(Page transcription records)
_ _ _ _
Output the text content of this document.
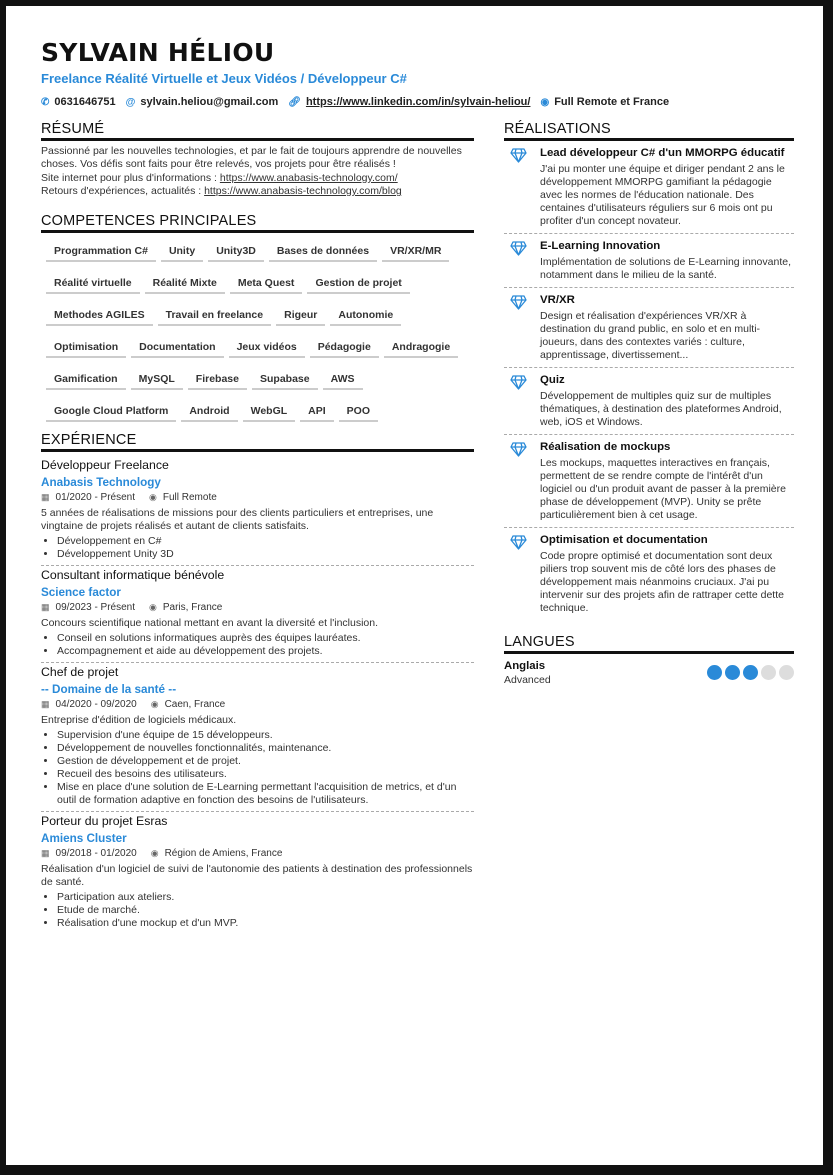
SYLVAIN HÉLIOU
Freelance Réalité Virtuelle et Jeux Vidéos / Développeur C#
✆ 0631646751 @ sylvain.heliou@gmail.com 🔗︎ https://www.linkedin.com/in/sylvain-heliou/ ◉ Full Remote et France
RÉSUMÉ

Passionné par les nouvelles technologies, et par le fait de toujours apprendre de nouvelles choses. Vos défis sont faits pour être relevés, vos projets pour être réalisés !

Site internet pour plus d'informations : https://www.anabasis-technology.com/

Retours d'expériences, actualités : https://www.anabasis-technology.com/blog

COMPETENCES PRINCIPALES
Programmation C#	Unity	Unity3D	Bases de données	VR/XR/MR
Réalité virtuelle	Réalité Mixte	Meta Quest	Gestion de projet
Methodes AGILES	Travail en freelance	Rigeur	Autonomie
Optimisation	Documentation	Jeux vidéos	Pédagogie	Andragogie
Gamification	MySQL	Firebase	Supabase	AWS
Google Cloud Platform	Android	WebGL	API	POO
EXPÉRIENCE
Développeur Freelance
Anabasis Technology
▦ 01/2020 - Présent ◉ Full Remote
5 années de réalisations de missions pour des clients particuliers et entreprises, une vingtaine de projets réalisés et autant de clients satisfaits.
• Développement en C#
• Développement Unity 3D
Consultant informatique bénévole
Science factor
▦ 09/2023 - Présent ◉ Paris, France
Concours scientifique national mettant en avant la diversité et l'inclusion.
• Conseil en solutions informatiques auprès des équipes lauréates.
• Accompagnement et aide au développement des projets.
Chef de projet
-- Domaine de la santé --
▦ 04/2020 - 09/2020 ◉ Caen, France
Entreprise d'édition de logiciels médicaux.
• Supervision d'une équipe de 15 développeurs.
• Développement de nouvelles fonctionnalités, maintenance.
• Gestion de développement et de projet.
• Recueil des besoins des utilisateurs.
• Mise en place d'une solution de E-Learning permettant l'acquisition de metrics, et d'un outil de formation adaptive en fonction des besoins de l'utilisateurs.
Porteur du projet Esras
Amiens Cluster
▦ 09/2018 - 01/2020 ◉ Région de Amiens, France
Réalisation d'un logiciel de suivi de l'autonomie des patients à destination des professionnels de santé.
• Participation aux ateliers.
• Etude de marché.
• Réalisation d'une mockup et d'un MVP.
RÉALISATIONS
Lead développeur C# d'un MMORPG éducatif
J'ai pu monter une équipe et diriger pendant 2 ans le développement MMORPG gamifiant la pédagogie avec les normes de l'éducation nationale. Des centaines d'utilisateurs réguliers sur 6 mois ont pu profiter d'un concept novateur.
E-Learning Innovation
Implémentation de solutions de E-Learning innovante, notamment dans le milieu de la santé.
VR/XR
Design et réalisation d'expériences VR/XR à destination du grand public, en solo et en multi-joueurs, dans des contextes variés : culture, apprentissage, divertissement...
Quiz
Développement de multiples quiz sur de multiples thématiques, à destination des plateformes Android, web, iOS et Windows.
Réalisation de mockups
Les mockups, maquettes interactives en français, permettent de se rendre compte de l'intérêt d'un logiciel ou d'un produit avant de passer à la première phase de développement (MVP). Unity se prête particulièrement bien à cet usage.
Optimisation et documentation
Code propre optimisé et documentation sont deux piliers trop souvent mis de côté lors des phases de développement mais néanmoins cruciaux. J'ai pu intervenir sur des projets afin de rattraper cette dette technique.
LANGUES
Anglais
Advanced
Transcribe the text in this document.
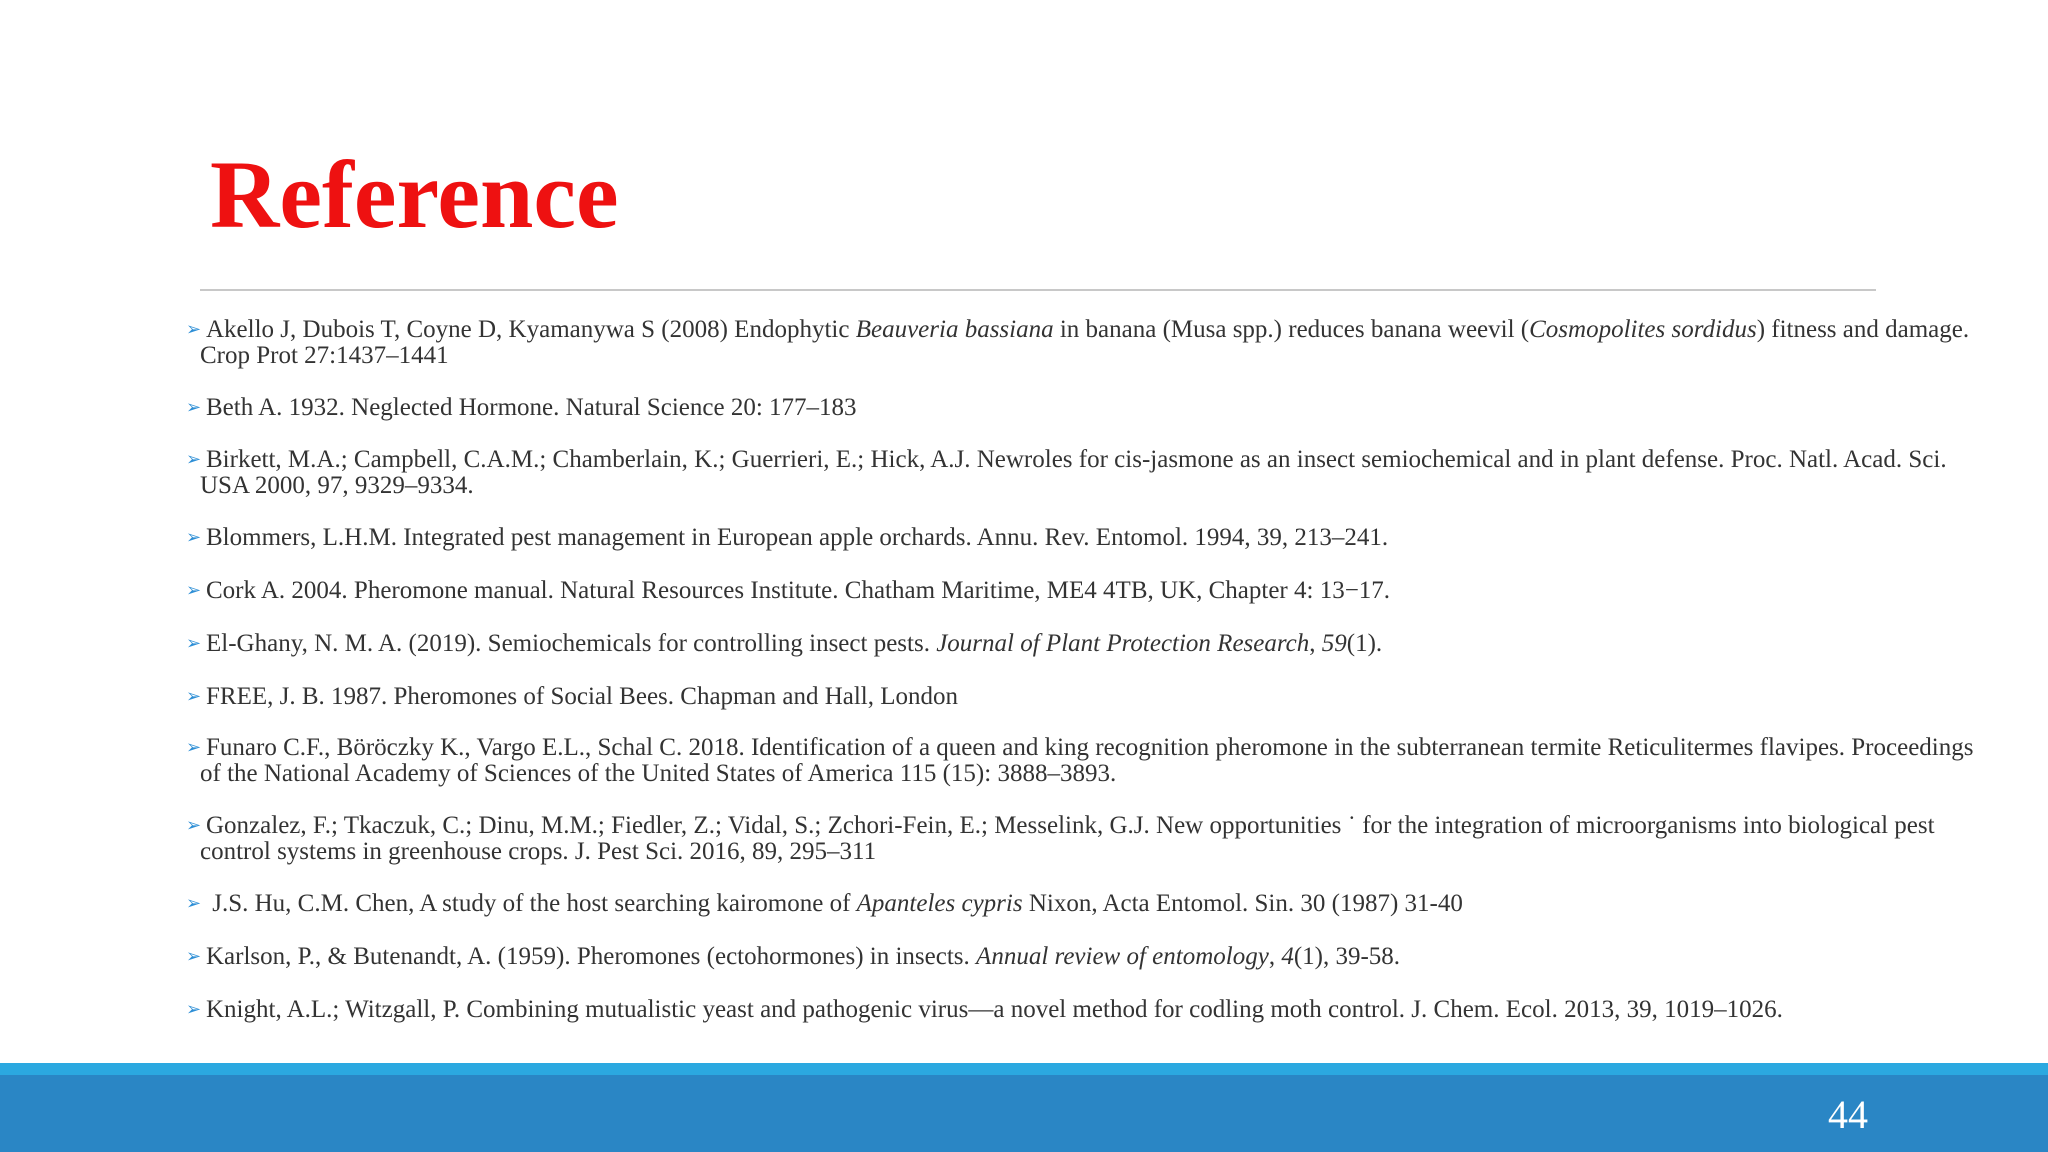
Reference
➢ Akello J, Dubois T, Coyne D, Kyamanywa S (2008) Endophytic Beauveria bassiana in banana (Musa spp.) reduces banana weevil (Cosmopolites sordidus) fitness and damage. Crop Prot 27:1437–1441
➢ Beth A. 1932. Neglected Hormone. Natural Science 20: 177–183
➢ Birkett, M.A.; Campbell, C.A.M.; Chamberlain, K.; Guerrieri, E.; Hick, A.J. Newroles for cis-jasmone as an insect semiochemical and in plant defense. Proc. Natl. Acad. Sci. USA 2000, 97, 9329–9334.
➢ Blommers, L.H.M. Integrated pest management in European apple orchards. Annu. Rev. Entomol. 1994, 39, 213–241.
➢ Cork A. 2004. Pheromone manual. Natural Resources Institute. Chatham Maritime, ME4 4TB, UK, Chapter 4: 13−17.
➢ El-Ghany, N. M. A. (2019). Semiochemicals for controlling insect pests. Journal of Plant Protection Research, 59(1).
➢ FREE, J. B. 1987. Pheromones of Social Bees. Chapman and Hall, London
➢ Funaro C.F., Böröczky K., Vargo E.L., Schal C. 2018. Identification of a queen and king recognition pheromone in the subterranean termite Reticulitermes flavipes. Proceedings of the National Academy of Sciences of the United States of America 115 (15): 3888–3893.
➢ Gonzalez, F.; Tkaczuk, C.; Dinu, M.M.; Fiedler, Z.; Vidal, S.; Zchori-Fein, E.; Messelink, G.J. New opportunities ˙ for the integration of microorganisms into biological pest control systems in greenhouse crops. J. Pest Sci. 2016, 89, 295–311
➢ J.S. Hu, C.M. Chen, A study of the host searching kairomone of Apanteles cypris Nixon, Acta Entomol. Sin. 30 (1987) 31-40
➢ Karlson, P., & Butenandt, A. (1959). Pheromones (ectohormones) in insects. Annual review of entomology, 4(1), 39-58.
➢ Knight, A.L.; Witzgall, P. Combining mutualistic yeast and pathogenic virus—a novel method for codling moth control. J. Chem. Ecol. 2013, 39, 1019–1026.
44
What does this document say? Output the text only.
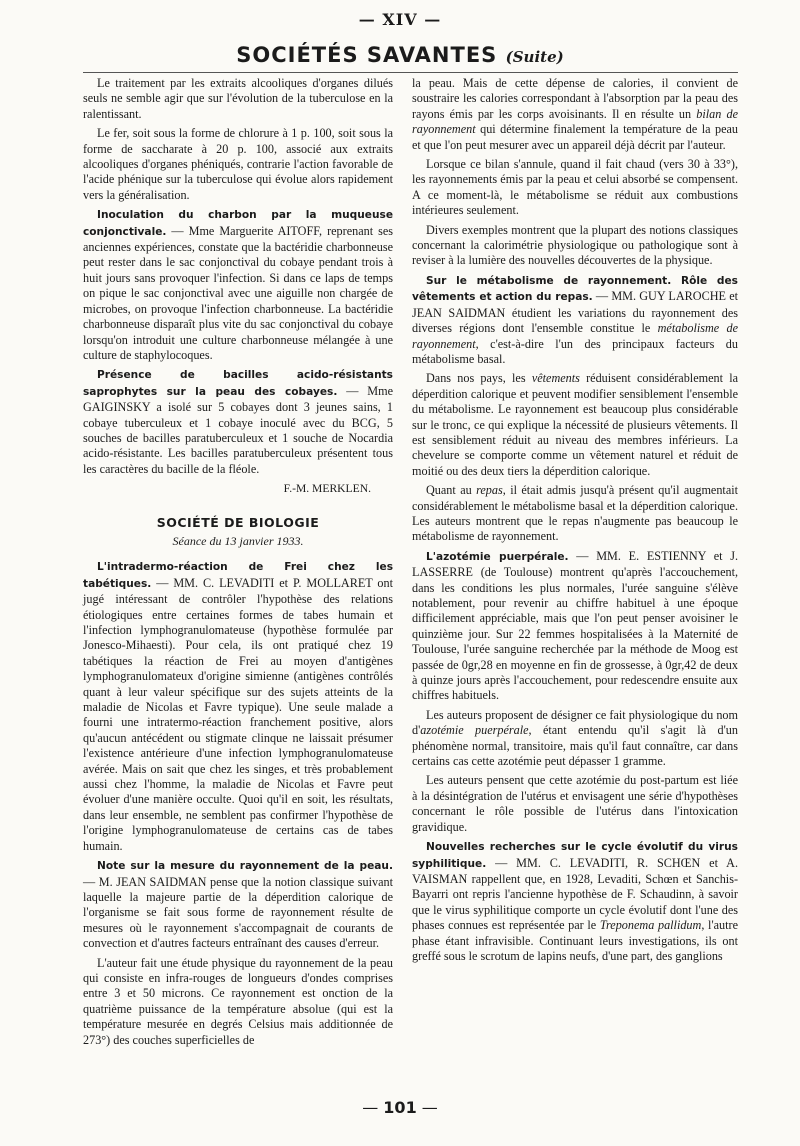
— XIV —
SOCIÉTÉS SAVANTES (Suite)

Le traitement par les extraits alcooliques d'organes dilués seuls ne semble agir que sur l'évolution de la tuberculose en la ralentissant.

Le fer, soit sous la forme de chlorure à 1 p. 100, soit sous la forme de saccharate à 20 p. 100, associé aux extraits alcooliques d'organes phéniqués, contrarie l'action favorable de l'acide phénique sur la tuberculose qui évolue alors rapidement vers la généralisation.

Inoculation du charbon par la muqueuse conjonctivale. — Mme Marguerite AITOFF, reprenant ses anciennes expériences, constate que la bactéridie charbonneuse peut rester dans le sac conjonctival du cobaye pendant trois à huit jours sans provoquer l'infection. Si dans ce laps de temps on pique le sac conjonctival avec une aiguille non chargée de microbes, on provoque l'infection charbonneuse. La bactéridie charbonneuse disparaît plus vite du sac conjonctival du cobaye lorsqu'on introduit une culture charbonneuse mélangée à une culture de staphylocoques.

Présence de bacilles acido-résistants saprophytes sur la peau des cobayes. — Mme GAIGINSKY a isolé sur 5 cobayes dont 3 jeunes sains, 1 cobaye tuberculeux et 1 cobaye inoculé avec du BCG, 5 souches de bacilles paratuberculeux et 1 souche de Nocardia acido-résistante. Les bacilles paratuberculeux présentent tous les caractères du bacille de la fléole.

F.-M. MERKLEN.
SOCIÉTÉ DE BIOLOGIE
Séance du 13 janvier 1933.

L'intradermo-réaction de Frei chez les tabétiques. — MM. C. LEVADITI et P. MOLLARET ont jugé intéressant de contrôler l'hypothèse des relations étiologiques entre certaines formes de tabes humain et l'infection lymphogranulomateuse (hypothèse formulée par Jonesco-Mihaesti). Pour cela, ils ont pratiqué chez 19 tabétiques la réaction de Frei au moyen d'antigènes lymphogranulomateux d'origine simienne (antigènes contrôlés quant à leur valeur spécifique sur des sujets atteints de la maladie de Nicolas et Favre typique). Une seule malade a fourni une intratermo-réaction franchement positive, alors qu'aucun antécédent ou stigmate clinque ne laissait présumer l'existence antérieure d'une infection lymphogranulomateuse avérée. Mais on sait que chez les singes, et très probablement aussi chez l'homme, la maladie de Nicolas et Favre peut évoluer d'une manière occulte. Quoi qu'il en soit, les résultats, dans leur ensemble, ne semblent pas confirmer l'hypothèse de l'origine lymphogranulomateuse de certains cas de tabes humain.

Note sur la mesure du rayonnement de la peau. — M. JEAN SAIDMAN pense que la notion classique suivant laquelle la majeure partie de la déperdition calorique de l'organisme se fait sous forme de rayonnement résulte de mesures où le rayonnement s'accompagnait de courants de convection et d'autres facteurs entraînant des causes d'erreur.

L'auteur fait une étude physique du rayonnement de la peau qui consiste en infra-rouges de longueurs d'ondes comprises entre 3 et 50 microns. Ce rayonnement est onction de la quatrième puissance de la température absolue (qui est la température mesurée en degrés Celsius mais additionnée de 273°) des couches superficielles de

la peau. Mais de cette dépense de calories, il convient de soustraire les calories correspondant à l'absorption par la peau des rayons émis par les corps avoisinants. Il en résulte un bilan de rayonnement qui détermine finalement la température de la peau et que l'on peut mesurer avec un appareil déjà décrit par l'auteur.

Lorsque ce bilan s'annule, quand il fait chaud (vers 30 à 33°), les rayonnements émis par la peau et celui absorbé se compensent. A ce moment-là, le métabolisme se réduit aux combustions intérieures seulement.

Divers exemples montrent que la plupart des notions classiques concernant la calorimétrie physiologique ou pathologique sont à reviser à la lumière des nouvelles découvertes de la physique.

Sur le métabolisme de rayonnement. Rôle des vêtements et action du repas. — MM. GUY LAROCHE et JEAN SAIDMAN étudient les variations du rayonnement des diverses régions dont l'ensemble constitue le métabolisme de rayonnement, c'est-à-dire l'un des principaux facteurs du métabolisme basal.

Dans nos pays, les vêtements réduisent considérablement la déperdition calorique et peuvent modifier sensiblement l'ensemble du métabolisme. Le rayonnement est beaucoup plus considérable sur le tronc, ce qui explique la nécessité de plusieurs vêtements. Il est sensiblement réduit au niveau des membres inférieurs. La chevelure se comporte comme un vêtement naturel et réduit de moitié ou des deux tiers la déperdition calorique.

Quant au repas, il était admis jusqu'à présent qu'il augmentait considérablement le métabolisme basal et la déperdition calorique. Les auteurs montrent que le repas n'augmente pas beaucoup le métabolisme de rayonnement.

L'azotémie puerpérale. — MM. E. ESTIENNY et J. LASSERRE (de Toulouse) montrent qu'après l'accouchement, dans les conditions les plus normales, l'urée sanguine s'élève notablement, pour revenir au chiffre habituel à une époque difficilement appréciable, mais que l'on peut penser avoisiner le quinzième jour. Sur 22 femmes hospitalisées à la Maternité de Toulouse, l'urée sanguine recherchée par la méthode de Moog est passée de 0gr,28 en moyenne en fin de grossesse, à 0gr,42 de deux à quinze jours après l'accouchement, pour redescendre ensuite aux chiffres habituels.

Les auteurs proposent de désigner ce fait physiologique du nom d'azotémie puerpérale, étant entendu qu'il s'agit là d'un phénomène normal, transitoire, mais qu'il faut connaître, car dans certains cas cette azotémie peut dépasser 1 gramme.

Les auteurs pensent que cette azotémie du post-partum est liée à la désintégration de l'utérus et envisagent une série d'hypothèses concernant le rôle possible de l'utérus dans l'intoxication gravidique.

Nouvelles recherches sur le cycle évolutif du virus syphilitique. — MM. C. LEVADITI, R. SCHŒN et A. VAISMAN rappellent que, en 1928, Levaditi, Schœn et Sanchis-Bayarri ont repris l'ancienne hypothèse de F. Schaudinn, à savoir que le virus syphilitique comporte un cycle évolutif dont l'une des phases connues est représentée par le Treponema pallidum, l'autre phase étant infravisible. Continuant leurs investigations, ils ont greffé sous le scrotum de lapins neufs, d'une part, des ganglions

— 101 —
_ _ _ _
**Your instructions:**
From the entries above, copy every line that holds the word "France".

**Task result:**
✆ 0631646751 @ sylvain.heliou@gmail.com 🔗︎ https://www.linkedin.com/in/sylvain-heliou/ ◉ Full Remote et France
▦ 09/2023 - Présent ◉ Paris, France
▦ 04/2020 - 09/2020 ◉ Caen, France
▦ 09/2018 - 01/2020 ◉ Région de Amiens, France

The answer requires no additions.